Can you transcribe the listing below word for word, leaving every line unchanged?

— START OF Data excerpts —

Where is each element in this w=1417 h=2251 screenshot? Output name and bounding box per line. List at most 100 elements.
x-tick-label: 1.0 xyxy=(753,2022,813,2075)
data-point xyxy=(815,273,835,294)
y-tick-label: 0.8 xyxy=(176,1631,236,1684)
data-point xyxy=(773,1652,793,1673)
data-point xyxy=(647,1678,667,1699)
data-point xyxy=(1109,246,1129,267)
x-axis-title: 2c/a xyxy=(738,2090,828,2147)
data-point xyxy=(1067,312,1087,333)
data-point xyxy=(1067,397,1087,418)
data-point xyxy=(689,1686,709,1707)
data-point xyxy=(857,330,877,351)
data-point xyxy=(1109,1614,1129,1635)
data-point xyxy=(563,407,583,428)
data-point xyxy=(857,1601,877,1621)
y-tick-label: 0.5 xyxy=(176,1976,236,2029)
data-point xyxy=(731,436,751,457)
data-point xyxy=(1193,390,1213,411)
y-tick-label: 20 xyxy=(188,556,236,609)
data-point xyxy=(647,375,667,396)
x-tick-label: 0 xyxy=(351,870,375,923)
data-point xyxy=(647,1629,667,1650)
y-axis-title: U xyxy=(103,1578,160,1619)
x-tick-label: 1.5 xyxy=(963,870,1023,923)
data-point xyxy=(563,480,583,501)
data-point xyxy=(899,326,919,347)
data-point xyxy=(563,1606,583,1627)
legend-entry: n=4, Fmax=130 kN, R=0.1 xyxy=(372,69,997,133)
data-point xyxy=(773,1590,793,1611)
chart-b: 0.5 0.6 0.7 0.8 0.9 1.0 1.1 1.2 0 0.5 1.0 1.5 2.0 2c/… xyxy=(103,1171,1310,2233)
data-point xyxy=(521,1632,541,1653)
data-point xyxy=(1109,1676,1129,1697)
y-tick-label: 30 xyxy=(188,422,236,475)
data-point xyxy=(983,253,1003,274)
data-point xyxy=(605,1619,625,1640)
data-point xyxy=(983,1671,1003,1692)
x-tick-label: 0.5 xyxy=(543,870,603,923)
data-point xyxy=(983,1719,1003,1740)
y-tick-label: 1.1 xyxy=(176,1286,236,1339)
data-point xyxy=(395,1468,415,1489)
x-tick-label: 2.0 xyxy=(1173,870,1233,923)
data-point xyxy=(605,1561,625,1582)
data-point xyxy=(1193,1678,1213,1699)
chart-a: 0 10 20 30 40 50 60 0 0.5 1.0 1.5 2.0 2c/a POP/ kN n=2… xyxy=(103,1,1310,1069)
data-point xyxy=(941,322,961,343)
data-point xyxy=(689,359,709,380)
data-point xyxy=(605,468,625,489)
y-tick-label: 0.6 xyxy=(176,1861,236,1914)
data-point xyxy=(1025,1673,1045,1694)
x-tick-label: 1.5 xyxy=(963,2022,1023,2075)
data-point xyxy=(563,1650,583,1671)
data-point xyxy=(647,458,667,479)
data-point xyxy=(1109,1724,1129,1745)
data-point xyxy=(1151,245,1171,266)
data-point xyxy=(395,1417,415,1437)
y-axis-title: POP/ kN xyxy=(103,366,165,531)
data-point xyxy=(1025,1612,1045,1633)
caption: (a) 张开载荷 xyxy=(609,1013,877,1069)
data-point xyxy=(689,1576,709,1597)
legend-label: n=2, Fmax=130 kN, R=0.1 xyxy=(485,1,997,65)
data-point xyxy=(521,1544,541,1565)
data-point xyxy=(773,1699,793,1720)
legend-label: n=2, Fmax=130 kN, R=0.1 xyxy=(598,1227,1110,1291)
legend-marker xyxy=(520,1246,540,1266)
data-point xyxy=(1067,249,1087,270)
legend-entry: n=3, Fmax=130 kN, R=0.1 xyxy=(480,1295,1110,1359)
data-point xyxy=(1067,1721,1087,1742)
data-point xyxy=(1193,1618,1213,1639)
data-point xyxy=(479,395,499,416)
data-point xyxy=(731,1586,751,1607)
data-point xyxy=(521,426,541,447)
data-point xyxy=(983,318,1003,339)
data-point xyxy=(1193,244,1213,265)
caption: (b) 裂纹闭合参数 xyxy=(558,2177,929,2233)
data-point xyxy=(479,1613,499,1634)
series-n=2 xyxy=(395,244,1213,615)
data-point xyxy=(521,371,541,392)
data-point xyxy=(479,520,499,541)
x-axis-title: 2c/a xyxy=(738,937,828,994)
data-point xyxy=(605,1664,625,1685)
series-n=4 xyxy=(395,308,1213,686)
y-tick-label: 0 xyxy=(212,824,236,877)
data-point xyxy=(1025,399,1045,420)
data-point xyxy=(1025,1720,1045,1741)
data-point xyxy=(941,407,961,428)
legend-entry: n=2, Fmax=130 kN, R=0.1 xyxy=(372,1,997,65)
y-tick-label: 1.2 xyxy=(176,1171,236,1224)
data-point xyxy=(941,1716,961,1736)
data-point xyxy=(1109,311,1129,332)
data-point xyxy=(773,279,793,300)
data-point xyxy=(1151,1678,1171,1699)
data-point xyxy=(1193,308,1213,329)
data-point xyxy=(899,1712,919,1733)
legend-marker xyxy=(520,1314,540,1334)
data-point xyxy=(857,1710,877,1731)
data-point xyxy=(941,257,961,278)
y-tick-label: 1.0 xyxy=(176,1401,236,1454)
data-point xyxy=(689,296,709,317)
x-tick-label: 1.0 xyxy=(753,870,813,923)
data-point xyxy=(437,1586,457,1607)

— END OF Data excerpts —

» **Expected output**:
Where is each element in this w=1417 h=2251 screenshot? Output name and bounding box per line. List at most 100 elements.
x-tick-label: 1.0 xyxy=(753,2022,813,2075)
data-point xyxy=(815,273,835,294)
y-tick-label: 0.8 xyxy=(176,1631,236,1684)
data-point xyxy=(773,1652,793,1673)
data-point xyxy=(647,1678,667,1699)
data-point xyxy=(1109,246,1129,267)
x-axis-title: 2c/a xyxy=(738,2090,828,2147)
data-point xyxy=(1067,312,1087,333)
data-point xyxy=(1067,397,1087,418)
data-point xyxy=(689,1686,709,1707)
data-point xyxy=(857,330,877,351)
data-point xyxy=(1109,1614,1129,1635)
data-point xyxy=(563,407,583,428)
data-point xyxy=(857,1601,877,1621)
y-tick-label: 0.5 xyxy=(176,1976,236,2029)
data-point xyxy=(731,436,751,457)
data-point xyxy=(1193,390,1213,411)
y-tick-label: 20 xyxy=(188,556,236,609)
data-point xyxy=(647,375,667,396)
x-tick-label: 0 xyxy=(351,870,375,923)
data-point xyxy=(647,1629,667,1650)
y-axis-title: U xyxy=(103,1578,160,1619)
x-tick-label: 1.5 xyxy=(963,870,1023,923)
data-point xyxy=(563,480,583,501)
data-point xyxy=(899,326,919,347)
data-point xyxy=(563,1606,583,1627)
legend-entry: n=4, Fmax=130 kN, R=0.1 xyxy=(372,69,997,133)
data-point xyxy=(773,1590,793,1611)
chart-b: 0.5 0.6 0.7 0.8 0.9 1.0 1.1 1.2 0 0.5 1.0 1.5 2.0 2c/… xyxy=(103,1171,1310,2233)
data-point xyxy=(521,1632,541,1653)
data-point xyxy=(1109,1676,1129,1697)
y-tick-label: 30 xyxy=(188,422,236,475)
data-point xyxy=(983,253,1003,274)
data-point xyxy=(605,1619,625,1640)
data-point xyxy=(983,1671,1003,1692)
x-tick-label: 0.5 xyxy=(543,870,603,923)
data-point xyxy=(983,1719,1003,1740)
y-tick-label: 1.1 xyxy=(176,1286,236,1339)
data-point xyxy=(395,1468,415,1489)
x-tick-label: 2.0 xyxy=(1173,870,1233,923)
data-point xyxy=(605,1561,625,1582)
data-point xyxy=(1193,1678,1213,1699)
chart-a: 0 10 20 30 40 50 60 0 0.5 1.0 1.5 2.0 2c/a POP/ kN n=2… xyxy=(103,1,1310,1069)
data-point xyxy=(941,322,961,343)
data-point xyxy=(689,359,709,380)
data-point xyxy=(605,468,625,489)
y-tick-label: 0.6 xyxy=(176,1861,236,1914)
data-point xyxy=(1025,1673,1045,1694)
x-tick-label: 1.5 xyxy=(963,2022,1023,2075)
data-point xyxy=(563,1650,583,1671)
data-point xyxy=(647,458,667,479)
data-point xyxy=(1109,1724,1129,1745)
data-point xyxy=(1151,245,1171,266)
data-point xyxy=(395,1417,415,1437)
y-axis-title: POP/ kN xyxy=(103,366,165,531)
data-point xyxy=(1025,1612,1045,1633)
caption: (a) 张开载荷 xyxy=(609,1013,877,1069)
data-point xyxy=(689,1576,709,1597)
legend-label: n=2, Fmax=130 kN, R=0.1 xyxy=(485,1,997,65)
data-point xyxy=(521,1544,541,1565)
data-point xyxy=(773,1699,793,1720)
legend-label: n=2, Fmax=130 kN, R=0.1 xyxy=(598,1227,1110,1291)
legend-marker xyxy=(520,1246,540,1266)
data-point xyxy=(1067,249,1087,270)
legend-entry: n=3, Fmax=130 kN, R=0.1 xyxy=(480,1295,1110,1359)
data-point xyxy=(1067,1721,1087,1742)
data-point xyxy=(1193,1618,1213,1639)
data-point xyxy=(479,395,499,416)
data-point xyxy=(731,1586,751,1607)
data-point xyxy=(521,426,541,447)
data-point xyxy=(983,318,1003,339)
data-point xyxy=(1193,244,1213,265)
caption: (b) 裂纹闭合参数 xyxy=(558,2177,929,2233)
data-point xyxy=(479,1613,499,1634)
series-n=2 xyxy=(395,244,1213,615)
data-point xyxy=(521,371,541,392)
data-point xyxy=(479,520,499,541)
x-axis-title: 2c/a xyxy=(738,937,828,994)
data-point xyxy=(605,1664,625,1685)
series-n=4 xyxy=(395,308,1213,686)
y-tick-label: 0 xyxy=(212,824,236,877)
data-point xyxy=(1025,399,1045,420)
data-point xyxy=(1025,1720,1045,1741)
data-point xyxy=(941,407,961,428)
legend-entry: n=2, Fmax=130 kN, R=0.1 xyxy=(372,1,997,65)
y-tick-label: 1.2 xyxy=(176,1171,236,1224)
data-point xyxy=(941,1716,961,1736)
data-point xyxy=(1109,311,1129,332)
data-point xyxy=(773,279,793,300)
data-point xyxy=(1151,1678,1171,1699)
data-point xyxy=(1193,308,1213,329)
data-point xyxy=(899,1712,919,1733)
legend-marker xyxy=(520,1314,540,1334)
data-point xyxy=(857,1710,877,1731)
data-point xyxy=(941,257,961,278)
y-tick-label: 1.0 xyxy=(176,1401,236,1454)
data-point xyxy=(689,296,709,317)
x-tick-label: 1.0 xyxy=(753,870,813,923)
data-point xyxy=(437,1586,457,1607)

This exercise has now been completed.